- Dados de posição dos elementos

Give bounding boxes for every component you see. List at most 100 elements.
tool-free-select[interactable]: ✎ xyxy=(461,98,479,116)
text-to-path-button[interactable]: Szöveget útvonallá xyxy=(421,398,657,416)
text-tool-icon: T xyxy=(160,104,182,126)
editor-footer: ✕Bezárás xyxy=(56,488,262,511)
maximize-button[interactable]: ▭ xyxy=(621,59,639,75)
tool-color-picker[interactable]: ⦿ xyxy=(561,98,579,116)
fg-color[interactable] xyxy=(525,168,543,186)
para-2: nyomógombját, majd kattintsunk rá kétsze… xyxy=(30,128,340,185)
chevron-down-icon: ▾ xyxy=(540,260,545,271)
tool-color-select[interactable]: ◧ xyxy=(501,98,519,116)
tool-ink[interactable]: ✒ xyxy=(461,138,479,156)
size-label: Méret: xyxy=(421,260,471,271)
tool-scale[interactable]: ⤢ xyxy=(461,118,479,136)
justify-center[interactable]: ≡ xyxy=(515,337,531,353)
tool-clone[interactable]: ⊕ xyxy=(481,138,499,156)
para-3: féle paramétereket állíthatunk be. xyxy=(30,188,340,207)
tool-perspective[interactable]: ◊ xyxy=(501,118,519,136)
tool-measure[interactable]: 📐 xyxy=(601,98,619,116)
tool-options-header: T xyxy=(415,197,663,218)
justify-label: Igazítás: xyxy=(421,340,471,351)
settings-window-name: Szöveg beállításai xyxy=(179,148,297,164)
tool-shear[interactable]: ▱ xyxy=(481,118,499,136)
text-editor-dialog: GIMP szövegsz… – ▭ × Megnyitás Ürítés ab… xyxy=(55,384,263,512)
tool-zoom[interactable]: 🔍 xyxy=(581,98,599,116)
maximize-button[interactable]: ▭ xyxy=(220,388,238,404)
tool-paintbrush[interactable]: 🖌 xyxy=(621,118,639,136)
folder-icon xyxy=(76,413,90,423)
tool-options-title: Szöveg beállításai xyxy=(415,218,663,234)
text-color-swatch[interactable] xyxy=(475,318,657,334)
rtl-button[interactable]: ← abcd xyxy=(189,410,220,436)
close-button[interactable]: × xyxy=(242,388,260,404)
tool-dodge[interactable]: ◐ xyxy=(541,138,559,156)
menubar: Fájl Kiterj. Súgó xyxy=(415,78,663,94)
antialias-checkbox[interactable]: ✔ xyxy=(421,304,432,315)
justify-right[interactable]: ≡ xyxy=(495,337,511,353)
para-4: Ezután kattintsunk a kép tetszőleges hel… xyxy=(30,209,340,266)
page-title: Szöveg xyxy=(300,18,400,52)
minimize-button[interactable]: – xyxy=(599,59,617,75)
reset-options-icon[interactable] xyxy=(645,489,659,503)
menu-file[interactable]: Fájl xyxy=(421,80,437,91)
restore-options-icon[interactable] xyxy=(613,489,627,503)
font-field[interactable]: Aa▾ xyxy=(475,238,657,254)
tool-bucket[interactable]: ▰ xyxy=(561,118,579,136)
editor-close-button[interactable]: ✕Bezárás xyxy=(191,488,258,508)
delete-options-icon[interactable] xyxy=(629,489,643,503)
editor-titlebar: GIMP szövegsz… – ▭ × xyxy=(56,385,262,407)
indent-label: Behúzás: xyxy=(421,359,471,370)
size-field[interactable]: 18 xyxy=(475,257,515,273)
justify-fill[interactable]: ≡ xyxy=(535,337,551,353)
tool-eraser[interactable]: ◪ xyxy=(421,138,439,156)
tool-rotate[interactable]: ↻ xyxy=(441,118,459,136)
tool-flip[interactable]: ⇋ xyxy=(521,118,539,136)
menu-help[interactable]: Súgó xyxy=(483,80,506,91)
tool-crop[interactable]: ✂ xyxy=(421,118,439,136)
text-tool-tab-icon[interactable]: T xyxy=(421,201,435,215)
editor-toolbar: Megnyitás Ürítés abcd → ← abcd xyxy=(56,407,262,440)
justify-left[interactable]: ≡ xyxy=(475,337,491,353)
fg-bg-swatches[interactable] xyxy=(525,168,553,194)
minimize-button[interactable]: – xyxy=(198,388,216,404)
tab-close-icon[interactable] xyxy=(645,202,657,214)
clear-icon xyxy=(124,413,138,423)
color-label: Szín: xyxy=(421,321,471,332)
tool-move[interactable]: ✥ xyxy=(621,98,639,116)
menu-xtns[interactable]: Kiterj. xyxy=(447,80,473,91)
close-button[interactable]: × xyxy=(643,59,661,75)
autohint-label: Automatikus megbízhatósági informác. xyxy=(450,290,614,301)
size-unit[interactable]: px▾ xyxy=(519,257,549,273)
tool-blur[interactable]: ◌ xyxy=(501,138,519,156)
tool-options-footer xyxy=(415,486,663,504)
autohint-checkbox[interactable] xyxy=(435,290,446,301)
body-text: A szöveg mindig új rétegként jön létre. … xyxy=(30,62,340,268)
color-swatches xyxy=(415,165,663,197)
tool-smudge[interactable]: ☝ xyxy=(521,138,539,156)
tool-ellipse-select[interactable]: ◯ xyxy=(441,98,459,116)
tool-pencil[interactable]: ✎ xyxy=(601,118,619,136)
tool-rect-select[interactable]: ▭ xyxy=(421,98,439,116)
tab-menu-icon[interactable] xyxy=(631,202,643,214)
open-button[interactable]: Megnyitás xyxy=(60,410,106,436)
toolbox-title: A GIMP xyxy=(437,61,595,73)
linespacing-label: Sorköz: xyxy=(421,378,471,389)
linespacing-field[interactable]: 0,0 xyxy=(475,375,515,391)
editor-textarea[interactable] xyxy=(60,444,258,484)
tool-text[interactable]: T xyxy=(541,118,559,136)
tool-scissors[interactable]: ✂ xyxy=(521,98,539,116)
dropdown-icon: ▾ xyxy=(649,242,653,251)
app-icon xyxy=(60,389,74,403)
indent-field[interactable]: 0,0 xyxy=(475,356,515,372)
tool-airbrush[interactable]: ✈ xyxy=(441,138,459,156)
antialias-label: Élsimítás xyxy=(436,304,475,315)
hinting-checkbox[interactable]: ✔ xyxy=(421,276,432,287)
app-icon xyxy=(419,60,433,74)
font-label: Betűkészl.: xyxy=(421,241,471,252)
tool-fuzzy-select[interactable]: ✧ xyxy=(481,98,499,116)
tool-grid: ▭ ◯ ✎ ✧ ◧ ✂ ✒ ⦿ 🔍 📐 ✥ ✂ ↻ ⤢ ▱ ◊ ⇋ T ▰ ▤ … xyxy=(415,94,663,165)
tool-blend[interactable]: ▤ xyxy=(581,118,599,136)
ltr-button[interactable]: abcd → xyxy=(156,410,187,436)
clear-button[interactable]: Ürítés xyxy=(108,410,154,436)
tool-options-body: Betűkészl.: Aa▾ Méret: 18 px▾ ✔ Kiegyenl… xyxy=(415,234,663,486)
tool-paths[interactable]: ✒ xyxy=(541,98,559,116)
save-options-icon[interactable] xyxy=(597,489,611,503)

- ENUNCIADO
Reproduza, sem nenhuma alteração, todas as linhas dos registros acima.

- RESPOSTA
Give bounding boxes for every component you see. List at most 100 elements.
tool-free-select[interactable]: ✎ xyxy=(461,98,479,116)
text-to-path-button[interactable]: Szöveget útvonallá xyxy=(421,398,657,416)
text-tool-icon: T xyxy=(160,104,182,126)
editor-footer: ✕Bezárás xyxy=(56,488,262,511)
maximize-button[interactable]: ▭ xyxy=(621,59,639,75)
tool-color-picker[interactable]: ⦿ xyxy=(561,98,579,116)
fg-color[interactable] xyxy=(525,168,543,186)
para-2: nyomógombját, majd kattintsunk rá kétsze… xyxy=(30,128,340,185)
chevron-down-icon: ▾ xyxy=(540,260,545,271)
tool-color-select[interactable]: ◧ xyxy=(501,98,519,116)
tool-ink[interactable]: ✒ xyxy=(461,138,479,156)
size-label: Méret: xyxy=(421,260,471,271)
tool-scale[interactable]: ⤢ xyxy=(461,118,479,136)
justify-center[interactable]: ≡ xyxy=(515,337,531,353)
tool-clone[interactable]: ⊕ xyxy=(481,138,499,156)
para-3: féle paramétereket állíthatunk be. xyxy=(30,188,340,207)
tool-perspective[interactable]: ◊ xyxy=(501,118,519,136)
tool-measure[interactable]: 📐 xyxy=(601,98,619,116)
tool-options-header: T xyxy=(415,197,663,218)
justify-label: Igazítás: xyxy=(421,340,471,351)
settings-window-name: Szöveg beállításai xyxy=(179,148,297,164)
tool-shear[interactable]: ▱ xyxy=(481,118,499,136)
text-editor-dialog: GIMP szövegsz… – ▭ × Megnyitás Ürítés ab… xyxy=(55,384,263,512)
tool-zoom[interactable]: 🔍 xyxy=(581,98,599,116)
maximize-button[interactable]: ▭ xyxy=(220,388,238,404)
tool-paintbrush[interactable]: 🖌 xyxy=(621,118,639,136)
folder-icon xyxy=(76,413,90,423)
tool-options-title: Szöveg beállításai xyxy=(415,218,663,234)
text-color-swatch[interactable] xyxy=(475,318,657,334)
rtl-button[interactable]: ← abcd xyxy=(189,410,220,436)
close-button[interactable]: × xyxy=(242,388,260,404)
tool-dodge[interactable]: ◐ xyxy=(541,138,559,156)
menubar: Fájl Kiterj. Súgó xyxy=(415,78,663,94)
antialias-checkbox[interactable]: ✔ xyxy=(421,304,432,315)
justify-right[interactable]: ≡ xyxy=(495,337,511,353)
para-4: Ezután kattintsunk a kép tetszőleges hel… xyxy=(30,209,340,266)
page-title: Szöveg xyxy=(300,18,400,52)
minimize-button[interactable]: – xyxy=(599,59,617,75)
reset-options-icon[interactable] xyxy=(645,489,659,503)
menu-file[interactable]: Fájl xyxy=(421,80,437,91)
restore-options-icon[interactable] xyxy=(613,489,627,503)
font-field[interactable]: Aa▾ xyxy=(475,238,657,254)
tool-bucket[interactable]: ▰ xyxy=(561,118,579,136)
editor-close-button[interactable]: ✕Bezárás xyxy=(191,488,258,508)
delete-options-icon[interactable] xyxy=(629,489,643,503)
editor-titlebar: GIMP szövegsz… – ▭ × xyxy=(56,385,262,407)
indent-label: Behúzás: xyxy=(421,359,471,370)
size-field[interactable]: 18 xyxy=(475,257,515,273)
justify-fill[interactable]: ≡ xyxy=(535,337,551,353)
tool-eraser[interactable]: ◪ xyxy=(421,138,439,156)
tool-rotate[interactable]: ↻ xyxy=(441,118,459,136)
tool-flip[interactable]: ⇋ xyxy=(521,118,539,136)
menu-help[interactable]: Súgó xyxy=(483,80,506,91)
tool-crop[interactable]: ✂ xyxy=(421,118,439,136)
text-tool-tab-icon[interactable]: T xyxy=(421,201,435,215)
editor-toolbar: Megnyitás Ürítés abcd → ← abcd xyxy=(56,407,262,440)
justify-left[interactable]: ≡ xyxy=(475,337,491,353)
fg-bg-swatches[interactable] xyxy=(525,168,553,194)
minimize-button[interactable]: – xyxy=(198,388,216,404)
tab-close-icon[interactable] xyxy=(645,202,657,214)
clear-icon xyxy=(124,413,138,423)
color-label: Szín: xyxy=(421,321,471,332)
tool-move[interactable]: ✥ xyxy=(621,98,639,116)
menu-xtns[interactable]: Kiterj. xyxy=(447,80,473,91)
close-button[interactable]: × xyxy=(643,59,661,75)
autohint-label: Automatikus megbízhatósági informác. xyxy=(450,290,614,301)
size-unit[interactable]: px▾ xyxy=(519,257,549,273)
tool-blur[interactable]: ◌ xyxy=(501,138,519,156)
tool-options-footer xyxy=(415,486,663,504)
autohint-checkbox[interactable] xyxy=(435,290,446,301)
body-text: A szöveg mindig új rétegként jön létre. … xyxy=(30,62,340,268)
color-swatches xyxy=(415,165,663,197)
tool-smudge[interactable]: ☝ xyxy=(521,138,539,156)
tool-ellipse-select[interactable]: ◯ xyxy=(441,98,459,116)
tool-pencil[interactable]: ✎ xyxy=(601,118,619,136)
tool-rect-select[interactable]: ▭ xyxy=(421,98,439,116)
tab-menu-icon[interactable] xyxy=(631,202,643,214)
open-button[interactable]: Megnyitás xyxy=(60,410,106,436)
toolbox-title: A GIMP xyxy=(437,61,595,73)
linespacing-label: Sorköz: xyxy=(421,378,471,389)
linespacing-field[interactable]: 0,0 xyxy=(475,375,515,391)
editor-textarea[interactable] xyxy=(60,444,258,484)
tool-text[interactable]: T xyxy=(541,118,559,136)
tool-scissors[interactable]: ✂ xyxy=(521,98,539,116)
dropdown-icon: ▾ xyxy=(649,242,653,251)
app-icon xyxy=(60,389,74,403)
indent-field[interactable]: 0,0 xyxy=(475,356,515,372)
tool-airbrush[interactable]: ✈ xyxy=(441,138,459,156)
antialias-label: Élsimítás xyxy=(436,304,475,315)
hinting-checkbox[interactable]: ✔ xyxy=(421,276,432,287)
app-icon xyxy=(419,60,433,74)
font-label: Betűkészl.: xyxy=(421,241,471,252)
tool-fuzzy-select[interactable]: ✧ xyxy=(481,98,499,116)
tool-grid: ▭ ◯ ✎ ✧ ◧ ✂ ✒ ⦿ 🔍 📐 ✥ ✂ ↻ ⤢ ▱ ◊ ⇋ T ▰ ▤ … xyxy=(415,94,663,165)
tool-blend[interactable]: ▤ xyxy=(581,118,599,136)
ltr-button[interactable]: abcd → xyxy=(156,410,187,436)
clear-button[interactable]: Ürítés xyxy=(108,410,154,436)
tool-options-body: Betűkészl.: Aa▾ Méret: 18 px▾ ✔ Kiegyenl… xyxy=(415,234,663,486)
tool-paths[interactable]: ✒ xyxy=(541,98,559,116)
save-options-icon[interactable] xyxy=(597,489,611,503)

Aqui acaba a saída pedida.